> _GOAL OF THE EXERCISE_
Which lines in the records below contain the word "aggregation"? Copy each of them.

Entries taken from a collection
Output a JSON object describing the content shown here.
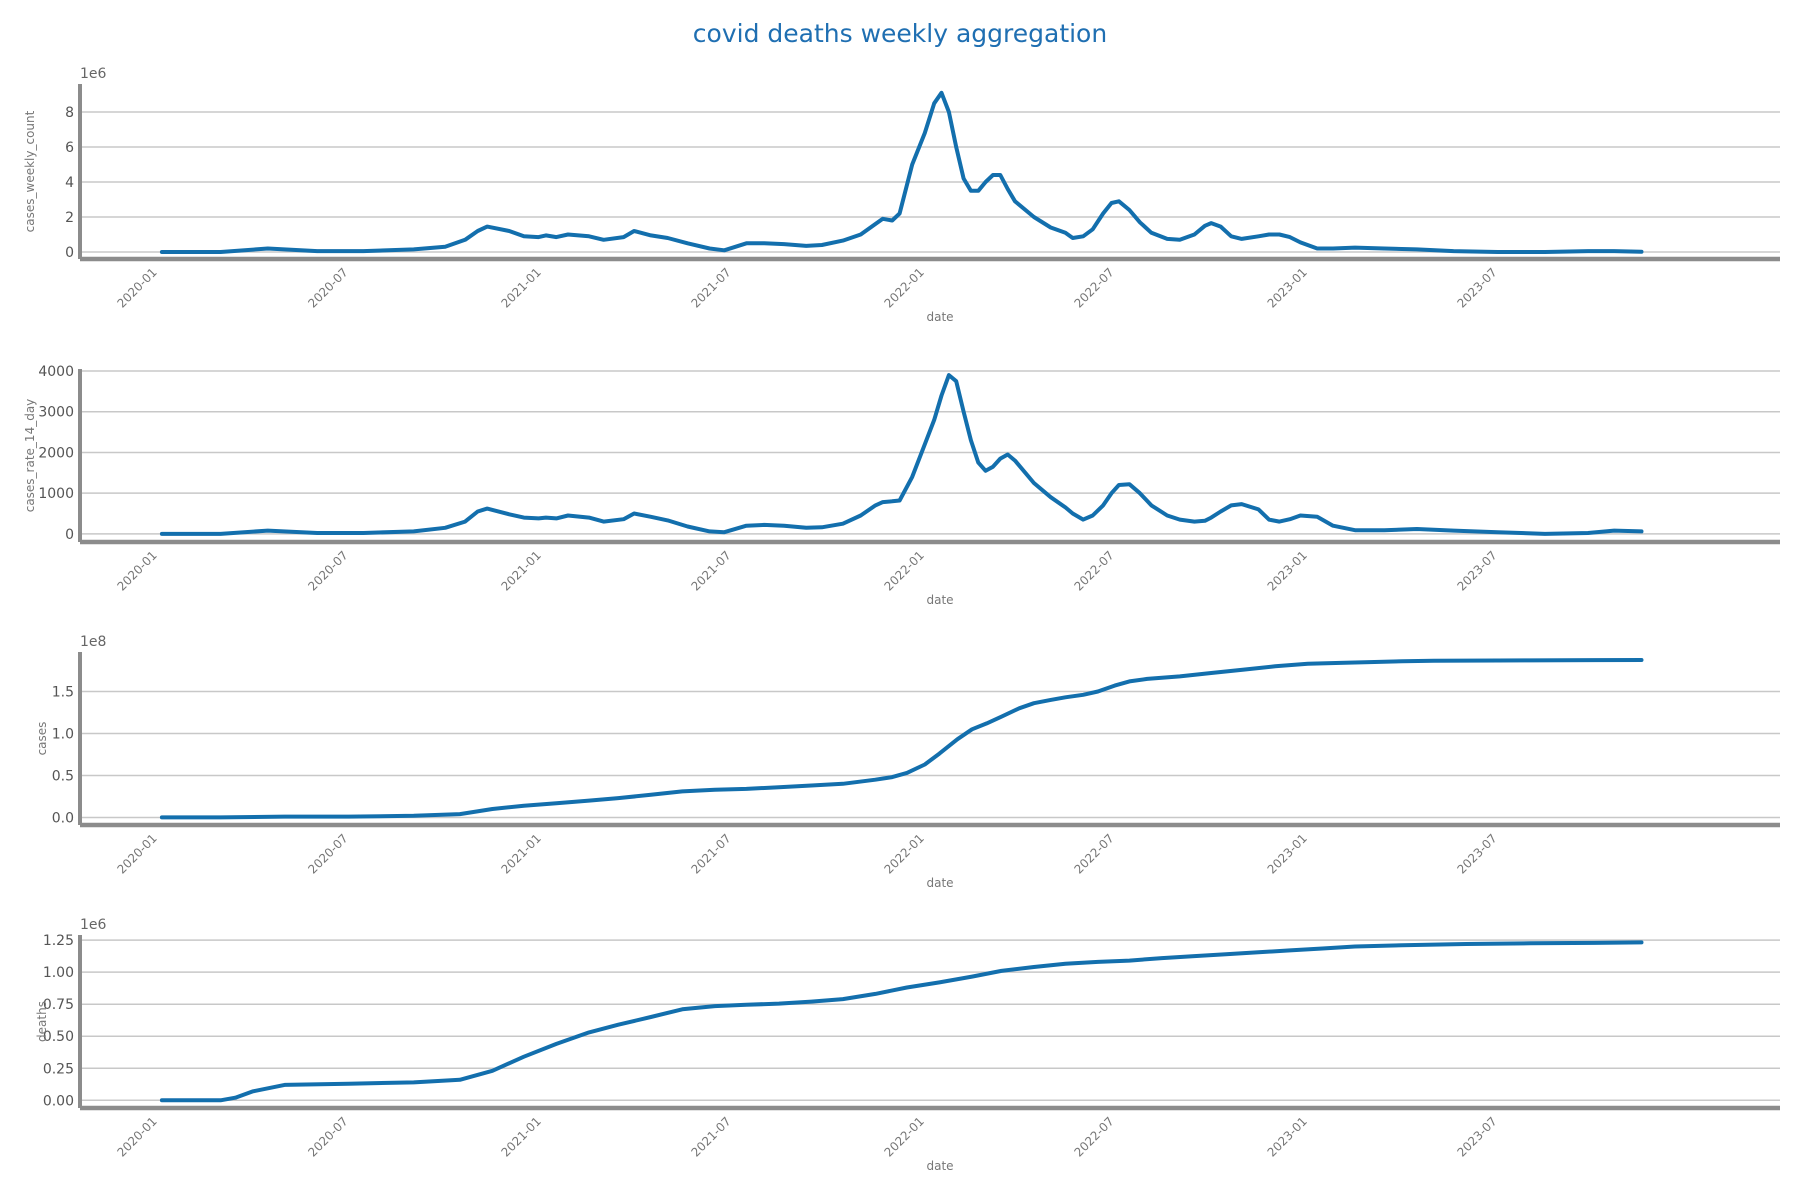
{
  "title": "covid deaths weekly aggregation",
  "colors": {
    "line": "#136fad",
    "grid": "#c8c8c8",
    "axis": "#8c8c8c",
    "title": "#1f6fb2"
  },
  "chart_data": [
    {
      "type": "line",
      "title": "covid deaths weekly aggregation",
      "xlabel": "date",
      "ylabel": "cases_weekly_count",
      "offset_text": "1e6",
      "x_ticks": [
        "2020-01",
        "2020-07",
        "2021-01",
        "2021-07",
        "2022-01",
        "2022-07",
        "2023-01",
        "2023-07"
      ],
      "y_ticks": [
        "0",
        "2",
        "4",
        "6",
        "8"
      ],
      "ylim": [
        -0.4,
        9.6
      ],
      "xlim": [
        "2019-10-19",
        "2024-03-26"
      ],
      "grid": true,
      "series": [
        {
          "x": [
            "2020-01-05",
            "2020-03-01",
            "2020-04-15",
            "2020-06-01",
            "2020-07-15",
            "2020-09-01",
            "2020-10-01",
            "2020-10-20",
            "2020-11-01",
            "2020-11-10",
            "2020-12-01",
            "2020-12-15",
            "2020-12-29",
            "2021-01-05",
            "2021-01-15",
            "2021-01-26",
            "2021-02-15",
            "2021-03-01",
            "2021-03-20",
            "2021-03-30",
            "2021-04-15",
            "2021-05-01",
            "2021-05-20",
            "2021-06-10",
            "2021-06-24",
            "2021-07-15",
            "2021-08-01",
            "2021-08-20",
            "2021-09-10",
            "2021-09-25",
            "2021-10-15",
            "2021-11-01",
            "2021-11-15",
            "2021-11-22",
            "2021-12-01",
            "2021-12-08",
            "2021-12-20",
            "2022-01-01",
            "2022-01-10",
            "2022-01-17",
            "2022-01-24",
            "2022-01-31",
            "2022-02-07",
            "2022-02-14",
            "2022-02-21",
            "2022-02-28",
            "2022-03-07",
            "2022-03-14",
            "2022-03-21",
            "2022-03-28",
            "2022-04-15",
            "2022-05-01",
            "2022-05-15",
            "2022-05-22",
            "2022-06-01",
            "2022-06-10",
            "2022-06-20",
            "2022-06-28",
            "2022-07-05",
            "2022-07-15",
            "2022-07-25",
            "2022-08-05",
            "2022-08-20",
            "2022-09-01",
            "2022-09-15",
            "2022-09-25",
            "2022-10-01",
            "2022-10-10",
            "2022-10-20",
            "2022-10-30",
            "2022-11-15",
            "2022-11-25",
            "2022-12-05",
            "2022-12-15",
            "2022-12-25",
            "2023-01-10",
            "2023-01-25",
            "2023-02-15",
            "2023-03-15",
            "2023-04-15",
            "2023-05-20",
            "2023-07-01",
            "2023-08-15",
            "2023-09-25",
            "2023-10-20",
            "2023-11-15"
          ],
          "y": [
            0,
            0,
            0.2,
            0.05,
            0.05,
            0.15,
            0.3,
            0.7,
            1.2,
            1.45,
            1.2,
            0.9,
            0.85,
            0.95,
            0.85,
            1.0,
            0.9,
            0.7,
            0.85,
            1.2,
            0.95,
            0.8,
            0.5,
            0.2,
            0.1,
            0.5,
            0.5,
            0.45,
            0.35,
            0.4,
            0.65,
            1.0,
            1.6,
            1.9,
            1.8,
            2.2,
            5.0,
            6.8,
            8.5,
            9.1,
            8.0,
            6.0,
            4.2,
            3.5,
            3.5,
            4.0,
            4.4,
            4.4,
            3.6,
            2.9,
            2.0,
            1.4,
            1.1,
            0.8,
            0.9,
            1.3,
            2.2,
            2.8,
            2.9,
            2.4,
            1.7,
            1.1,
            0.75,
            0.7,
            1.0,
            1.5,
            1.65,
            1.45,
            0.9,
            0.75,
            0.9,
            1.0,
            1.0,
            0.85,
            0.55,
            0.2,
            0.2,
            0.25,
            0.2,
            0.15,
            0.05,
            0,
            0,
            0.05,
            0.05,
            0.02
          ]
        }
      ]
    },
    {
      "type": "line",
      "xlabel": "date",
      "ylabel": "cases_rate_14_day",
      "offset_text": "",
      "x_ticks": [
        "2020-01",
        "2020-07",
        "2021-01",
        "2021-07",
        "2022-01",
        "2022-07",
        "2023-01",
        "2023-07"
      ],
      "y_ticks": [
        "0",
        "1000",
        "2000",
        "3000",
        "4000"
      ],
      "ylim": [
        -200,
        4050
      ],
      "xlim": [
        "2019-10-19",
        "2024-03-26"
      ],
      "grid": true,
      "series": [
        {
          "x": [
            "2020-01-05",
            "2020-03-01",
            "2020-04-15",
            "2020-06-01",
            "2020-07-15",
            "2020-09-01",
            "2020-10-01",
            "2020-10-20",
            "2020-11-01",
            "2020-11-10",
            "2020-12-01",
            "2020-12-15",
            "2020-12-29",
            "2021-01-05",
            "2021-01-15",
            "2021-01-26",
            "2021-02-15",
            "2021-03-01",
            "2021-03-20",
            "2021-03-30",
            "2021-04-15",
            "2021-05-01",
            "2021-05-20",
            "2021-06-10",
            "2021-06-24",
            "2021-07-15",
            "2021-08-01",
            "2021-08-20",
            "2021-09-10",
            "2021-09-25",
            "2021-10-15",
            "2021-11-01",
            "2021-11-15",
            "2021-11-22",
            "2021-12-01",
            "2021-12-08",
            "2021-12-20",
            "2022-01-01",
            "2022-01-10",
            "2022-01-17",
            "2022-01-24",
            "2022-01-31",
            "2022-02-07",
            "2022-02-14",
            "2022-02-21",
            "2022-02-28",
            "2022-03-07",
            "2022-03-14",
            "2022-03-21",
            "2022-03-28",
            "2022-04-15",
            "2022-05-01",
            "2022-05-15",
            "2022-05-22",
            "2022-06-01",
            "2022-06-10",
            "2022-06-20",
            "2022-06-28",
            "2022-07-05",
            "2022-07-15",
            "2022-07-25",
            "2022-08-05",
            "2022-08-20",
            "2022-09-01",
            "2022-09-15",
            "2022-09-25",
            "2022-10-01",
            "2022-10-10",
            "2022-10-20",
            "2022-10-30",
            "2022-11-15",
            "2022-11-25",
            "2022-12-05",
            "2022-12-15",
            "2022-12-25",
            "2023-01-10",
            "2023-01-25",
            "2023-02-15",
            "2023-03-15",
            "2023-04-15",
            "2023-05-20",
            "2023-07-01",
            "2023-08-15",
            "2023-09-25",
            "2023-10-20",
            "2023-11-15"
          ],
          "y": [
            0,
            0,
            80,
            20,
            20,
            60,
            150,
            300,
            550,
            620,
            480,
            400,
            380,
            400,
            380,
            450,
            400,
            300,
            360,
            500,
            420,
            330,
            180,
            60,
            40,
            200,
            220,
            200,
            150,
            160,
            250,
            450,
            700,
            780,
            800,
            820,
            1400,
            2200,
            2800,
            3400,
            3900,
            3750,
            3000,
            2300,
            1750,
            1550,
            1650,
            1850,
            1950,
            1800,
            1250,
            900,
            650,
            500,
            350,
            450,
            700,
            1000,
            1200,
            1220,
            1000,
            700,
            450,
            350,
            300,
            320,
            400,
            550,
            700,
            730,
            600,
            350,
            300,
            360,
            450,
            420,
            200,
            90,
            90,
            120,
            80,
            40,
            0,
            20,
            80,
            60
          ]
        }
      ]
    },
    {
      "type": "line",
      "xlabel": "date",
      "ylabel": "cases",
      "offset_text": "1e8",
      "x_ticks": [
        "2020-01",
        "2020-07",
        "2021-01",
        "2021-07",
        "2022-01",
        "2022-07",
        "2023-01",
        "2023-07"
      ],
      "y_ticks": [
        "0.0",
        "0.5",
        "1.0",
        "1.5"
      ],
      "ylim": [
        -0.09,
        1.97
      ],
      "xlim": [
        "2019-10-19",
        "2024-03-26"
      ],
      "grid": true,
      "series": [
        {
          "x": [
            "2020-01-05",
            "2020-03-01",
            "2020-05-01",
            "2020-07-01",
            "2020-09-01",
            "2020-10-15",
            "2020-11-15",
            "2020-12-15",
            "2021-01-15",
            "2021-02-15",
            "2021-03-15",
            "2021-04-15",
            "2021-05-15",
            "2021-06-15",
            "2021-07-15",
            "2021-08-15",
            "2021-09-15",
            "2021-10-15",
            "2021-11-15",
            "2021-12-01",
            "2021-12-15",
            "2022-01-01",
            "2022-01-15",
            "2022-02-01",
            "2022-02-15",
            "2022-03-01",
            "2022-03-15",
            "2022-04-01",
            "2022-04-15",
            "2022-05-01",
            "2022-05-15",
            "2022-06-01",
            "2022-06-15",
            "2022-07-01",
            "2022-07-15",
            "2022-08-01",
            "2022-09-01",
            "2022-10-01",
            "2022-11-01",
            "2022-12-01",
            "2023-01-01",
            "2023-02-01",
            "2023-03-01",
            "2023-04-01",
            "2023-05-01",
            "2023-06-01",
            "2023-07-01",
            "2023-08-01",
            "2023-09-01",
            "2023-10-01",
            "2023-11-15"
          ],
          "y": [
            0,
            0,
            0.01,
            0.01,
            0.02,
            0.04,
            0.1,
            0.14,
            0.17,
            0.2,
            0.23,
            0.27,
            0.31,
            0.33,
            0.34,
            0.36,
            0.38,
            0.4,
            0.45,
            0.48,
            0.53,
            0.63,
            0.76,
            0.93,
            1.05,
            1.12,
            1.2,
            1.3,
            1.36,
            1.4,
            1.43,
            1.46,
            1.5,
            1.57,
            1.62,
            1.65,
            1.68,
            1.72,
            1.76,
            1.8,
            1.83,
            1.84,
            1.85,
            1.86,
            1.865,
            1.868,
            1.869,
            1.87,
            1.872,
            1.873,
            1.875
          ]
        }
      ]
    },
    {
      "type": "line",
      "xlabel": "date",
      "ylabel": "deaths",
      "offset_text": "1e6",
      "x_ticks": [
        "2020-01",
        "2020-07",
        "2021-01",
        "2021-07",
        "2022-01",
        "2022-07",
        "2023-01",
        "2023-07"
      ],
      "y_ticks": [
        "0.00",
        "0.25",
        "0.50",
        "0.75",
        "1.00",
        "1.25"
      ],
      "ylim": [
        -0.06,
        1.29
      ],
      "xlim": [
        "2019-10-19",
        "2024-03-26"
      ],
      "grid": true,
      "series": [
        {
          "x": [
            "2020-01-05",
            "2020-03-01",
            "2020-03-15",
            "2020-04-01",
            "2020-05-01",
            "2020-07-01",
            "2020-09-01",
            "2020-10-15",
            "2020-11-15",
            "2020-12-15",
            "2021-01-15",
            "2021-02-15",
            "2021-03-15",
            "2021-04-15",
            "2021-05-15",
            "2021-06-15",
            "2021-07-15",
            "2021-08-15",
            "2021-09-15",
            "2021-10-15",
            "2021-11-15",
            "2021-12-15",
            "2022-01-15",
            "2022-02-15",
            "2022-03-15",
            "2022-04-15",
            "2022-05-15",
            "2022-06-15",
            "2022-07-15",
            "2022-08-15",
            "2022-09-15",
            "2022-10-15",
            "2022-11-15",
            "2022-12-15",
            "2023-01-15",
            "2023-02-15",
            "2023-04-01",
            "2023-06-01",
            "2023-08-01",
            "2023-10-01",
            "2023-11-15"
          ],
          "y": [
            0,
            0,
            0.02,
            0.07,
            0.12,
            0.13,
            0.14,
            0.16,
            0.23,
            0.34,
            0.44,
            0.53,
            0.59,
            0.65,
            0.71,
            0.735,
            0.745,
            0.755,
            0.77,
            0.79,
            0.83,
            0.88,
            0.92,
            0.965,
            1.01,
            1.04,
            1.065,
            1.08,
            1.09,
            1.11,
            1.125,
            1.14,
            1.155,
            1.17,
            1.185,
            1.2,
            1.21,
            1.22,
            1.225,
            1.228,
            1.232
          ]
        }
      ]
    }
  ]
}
--
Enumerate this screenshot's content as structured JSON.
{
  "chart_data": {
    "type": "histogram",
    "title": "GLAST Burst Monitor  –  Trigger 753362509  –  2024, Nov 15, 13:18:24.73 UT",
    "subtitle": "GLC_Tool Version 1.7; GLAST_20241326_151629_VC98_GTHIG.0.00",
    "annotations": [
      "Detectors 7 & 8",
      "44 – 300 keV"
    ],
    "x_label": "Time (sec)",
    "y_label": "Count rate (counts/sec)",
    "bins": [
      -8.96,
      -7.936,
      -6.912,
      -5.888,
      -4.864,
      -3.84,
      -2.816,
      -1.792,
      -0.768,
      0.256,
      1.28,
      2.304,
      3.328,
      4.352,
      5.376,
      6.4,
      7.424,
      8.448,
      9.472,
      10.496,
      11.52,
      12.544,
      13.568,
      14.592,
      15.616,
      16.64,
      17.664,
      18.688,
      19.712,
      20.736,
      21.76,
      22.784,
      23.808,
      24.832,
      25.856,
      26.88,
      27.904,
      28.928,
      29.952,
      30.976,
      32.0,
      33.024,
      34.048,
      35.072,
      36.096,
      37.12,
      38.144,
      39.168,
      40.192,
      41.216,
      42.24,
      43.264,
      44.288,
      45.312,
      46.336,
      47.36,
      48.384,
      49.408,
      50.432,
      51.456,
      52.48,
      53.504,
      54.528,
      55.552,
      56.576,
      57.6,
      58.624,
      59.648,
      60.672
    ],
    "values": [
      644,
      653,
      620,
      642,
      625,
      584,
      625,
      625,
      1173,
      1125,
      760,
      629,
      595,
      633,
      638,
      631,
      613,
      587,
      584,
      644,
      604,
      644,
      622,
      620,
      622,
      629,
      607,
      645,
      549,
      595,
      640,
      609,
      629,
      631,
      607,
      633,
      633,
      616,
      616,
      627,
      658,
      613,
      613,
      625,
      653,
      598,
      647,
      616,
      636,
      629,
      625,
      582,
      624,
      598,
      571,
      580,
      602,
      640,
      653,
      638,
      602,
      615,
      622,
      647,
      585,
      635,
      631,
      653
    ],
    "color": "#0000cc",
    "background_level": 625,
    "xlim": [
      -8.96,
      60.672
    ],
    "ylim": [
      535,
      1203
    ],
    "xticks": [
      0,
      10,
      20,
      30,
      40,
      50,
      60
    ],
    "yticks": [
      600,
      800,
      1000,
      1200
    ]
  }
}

> _SOLUTION TO THIS EXERCISE_
  "title": "covid deaths weekly aggregation",
      "title": "covid deaths weekly aggregation",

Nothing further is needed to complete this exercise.